RÉFLEXION : DOGMES, DOCTRINE, MAÇONNERIE
J’ai toujours été mal à l’aise, avec l’affirmation suivante la Franc-Maçonnerie est adogmatique. Je parle ici d’une partie de la franc-maçonnerie, celle qualifiée de tradition. Jusque là, pas de problème, ou presque car cela suppose que certaines franc-maçonneries ne seraient pas dans la tradition, au singulier donc ne respectant pas le dogme d’une tradition, cette même franc-maçonnerie est qualifiée également de régulière, là cela se complique encore, quand on pense régularité, cela suppose qu’il y a une ou des franc-maçonneries irrégulières, est-ce énoncer un deuxième dogme, et plus loin encore une franc-maçonnerie, de tradition régulière et ayant obtenu la reconnaissance d’autres franc-maçonneries se soumettant, aux mêmes règles, aux mêmes dogmes, cela constitue un troisième dogme. Nous sommes donc, dans une doctrine maçonnique, puisqu’une doctrine est composée d’un ensemble de dogmes.
Je poursuis mon raisonnement, les dogmes sont des points, des éléments qui fondent une doctrine. Les grandes lumières sous les auspices desquelles travaillent les francs-maçons de tradition, sont-t-elles des dogmes ou des symboles ? Si l’on considère que les trois grandes lumières sont l’Équerre, le Compas et le Volume de la loi Sacrée, l’on peut dire que ce ne sont pas des dogmes, mais plutôt des symboles.
La caractéristique d’un dogme est qu’il représente et impose une pensée unique, une opinion. La compilation de dogmes si j’ose fonde une doctrine, cette doctrine dirige, oriente l’homme dans l’interprétation des faits et donc dans la direction de sa conduite. C’est donc une sorte de tyrannie, de vérité unique.

_Consigne:_ D'après la réflexion sur les dogmes et la franc-maçonnerie, de quoi une doctrine est-elle composée ?

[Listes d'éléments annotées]

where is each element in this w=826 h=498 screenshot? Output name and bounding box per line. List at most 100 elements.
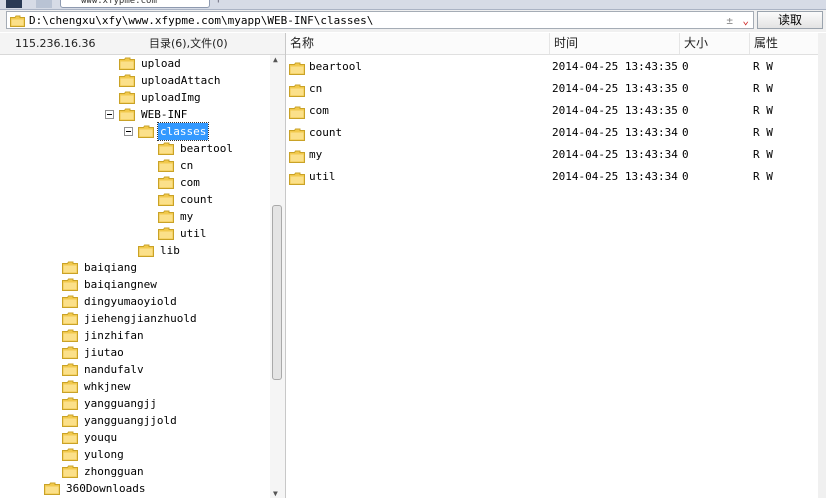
column-size-header[interactable]: 大小: [680, 33, 750, 54]
tree-item-label[interactable]: youqu: [82, 429, 119, 446]
file-row[interactable]: cn 2014-04-25 13:43:35 0 R W: [286, 78, 816, 100]
file-attr: R W: [753, 126, 773, 139]
collapse-icon[interactable]: [105, 110, 114, 119]
dir-summary: 目录(6),文件(0): [149, 37, 228, 50]
file-time: 2014-04-25 13:43:35: [552, 82, 678, 95]
tree-item-label[interactable]: jiehengjianzhuold: [82, 310, 199, 327]
collapse-icon[interactable]: [124, 127, 133, 136]
folder-icon: [289, 171, 305, 193]
folder-icon: [62, 414, 78, 432]
file-row[interactable]: my 2014-04-25 13:43:34 0 R W: [286, 144, 816, 166]
file-attr: R W: [753, 82, 773, 95]
tree-item-label[interactable]: yangguangjj: [82, 395, 159, 412]
server-ip: 115.236.16.36: [15, 37, 96, 50]
folder-icon: [62, 431, 78, 449]
path-input[interactable]: D:\chengxu\xfy\www.xfypme.com\myapp\WEB-…: [6, 11, 754, 29]
file-list-panel: 名称 时间 大小 属性 beartool 2014-04-25 13:43:35 0 R W…: [286, 33, 826, 498]
folder-icon: [62, 278, 78, 296]
read-button[interactable]: 读取: [757, 11, 823, 29]
file-size: 0: [682, 170, 689, 183]
column-header: 名称 时间 大小 属性: [286, 33, 826, 55]
directory-panel: 115.236.16.36 目录(6),文件(0) upload uploadAt…: [0, 33, 286, 498]
tree-item-label[interactable]: zhongguan: [82, 463, 146, 480]
tree-item-label[interactable]: 360Downloads: [64, 480, 147, 497]
folder-icon: [158, 176, 174, 194]
folder-icon: [62, 295, 78, 313]
folder-icon: [119, 108, 135, 126]
tree-item-label[interactable]: yangguangjjold: [82, 412, 179, 429]
chevron-down-icon[interactable]: ⌄: [742, 12, 749, 29]
file-attr: R W: [753, 60, 773, 73]
folder-icon: [62, 346, 78, 364]
folder-icon: [62, 261, 78, 279]
tree-item-label[interactable]: beartool: [178, 140, 235, 157]
tree-item-label[interactable]: count: [178, 191, 215, 208]
folder-icon: [62, 312, 78, 330]
folder-icon: [158, 159, 174, 177]
file-name: util: [309, 170, 336, 183]
tree-item-label[interactable]: cn: [178, 157, 195, 174]
scroll-down-icon[interactable]: ▼: [273, 489, 278, 498]
address-toolbar: D:\chengxu\xfy\www.xfypme.com\myapp\WEB-…: [0, 10, 826, 32]
tree-scrollbar[interactable]: ▲ ▼: [270, 55, 285, 498]
folder-icon: [62, 329, 78, 347]
file-time: 2014-04-25 13:43:34: [552, 126, 678, 139]
app-icon[interactable]: [6, 0, 22, 8]
folder-icon: [119, 91, 135, 109]
path-text[interactable]: D:\chengxu\xfy\www.xfypme.com\myapp\WEB-…: [29, 13, 373, 28]
file-size: 0: [682, 126, 689, 139]
tree-item-label[interactable]: nandufalv: [82, 361, 146, 378]
tree-item-label[interactable]: baiqiang: [82, 259, 139, 276]
tree-item-label[interactable]: jinzhifan: [82, 327, 146, 344]
column-name-header[interactable]: 名称: [286, 33, 550, 54]
folder-icon: [119, 74, 135, 92]
folder-icon: [158, 193, 174, 211]
input-caret-icon: ±: [726, 14, 733, 27]
tree-item-label[interactable]: classes: [156, 122, 210, 141]
tree-item-label[interactable]: baiqiangnew: [82, 276, 159, 293]
tree-item-label[interactable]: uploadAttach: [139, 72, 222, 89]
scroll-thumb[interactable]: [272, 205, 282, 380]
file-attr: R W: [753, 148, 773, 161]
folder-icon: [138, 244, 154, 262]
folder-icon: [119, 57, 135, 75]
tab-icon[interactable]: [36, 0, 52, 8]
folder-icon: [62, 397, 78, 415]
column-time-header[interactable]: 时间: [550, 33, 680, 54]
file-name: com: [309, 104, 329, 117]
browser-tab[interactable]: www.xfypme.com: [60, 0, 210, 8]
tree-item-label[interactable]: uploadImg: [139, 89, 203, 106]
file-name: beartool: [309, 60, 362, 73]
file-row[interactable]: util 2014-04-25 13:43:34 0 R W: [286, 166, 816, 188]
tab-strip: www.xfypme.com +: [0, 0, 826, 10]
tree-item-label[interactable]: dingyumaoyiold: [82, 293, 179, 310]
directory-tree: upload uploadAttach uploadImg WEB-INF classe…: [0, 55, 270, 498]
tree-item-label[interactable]: whkjnew: [82, 378, 132, 395]
file-list-scrollbar[interactable]: [818, 33, 826, 498]
file-time: 2014-04-25 13:43:34: [552, 170, 678, 183]
tree-item-label[interactable]: lib: [158, 242, 182, 259]
tree-item-label[interactable]: jiutao: [82, 344, 126, 361]
file-row[interactable]: beartool 2014-04-25 13:43:35 0 R W: [286, 56, 816, 78]
file-row[interactable]: com 2014-04-25 13:43:35 0 R W: [286, 100, 816, 122]
tree-item-label[interactable]: yulong: [82, 446, 126, 463]
file-time: 2014-04-25 13:43:34: [552, 148, 678, 161]
scroll-up-icon[interactable]: ▲: [273, 55, 278, 64]
file-attr: R W: [753, 170, 773, 183]
folder-icon: [62, 448, 78, 466]
file-size: 0: [682, 60, 689, 73]
file-size: 0: [682, 104, 689, 117]
tree-item-label[interactable]: util: [178, 225, 209, 242]
column-attr-header[interactable]: 属性: [750, 33, 820, 54]
directory-header: 115.236.16.36 目录(6),文件(0): [0, 33, 285, 55]
new-tab-icon[interactable]: +: [215, 0, 222, 6]
file-size: 0: [682, 82, 689, 95]
file-attr: R W: [753, 104, 773, 117]
folder-icon: [44, 482, 60, 498]
tree-item-label[interactable]: WEB-INF: [139, 106, 189, 123]
tree-item-label[interactable]: my: [178, 208, 195, 225]
tree-item-label[interactable]: com: [178, 174, 202, 191]
folder-icon: [158, 210, 174, 228]
file-row[interactable]: count 2014-04-25 13:43:34 0 R W: [286, 122, 816, 144]
tree-item-label[interactable]: upload: [139, 55, 183, 72]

_Solution proposée:_ D'un ensemble de dogmes.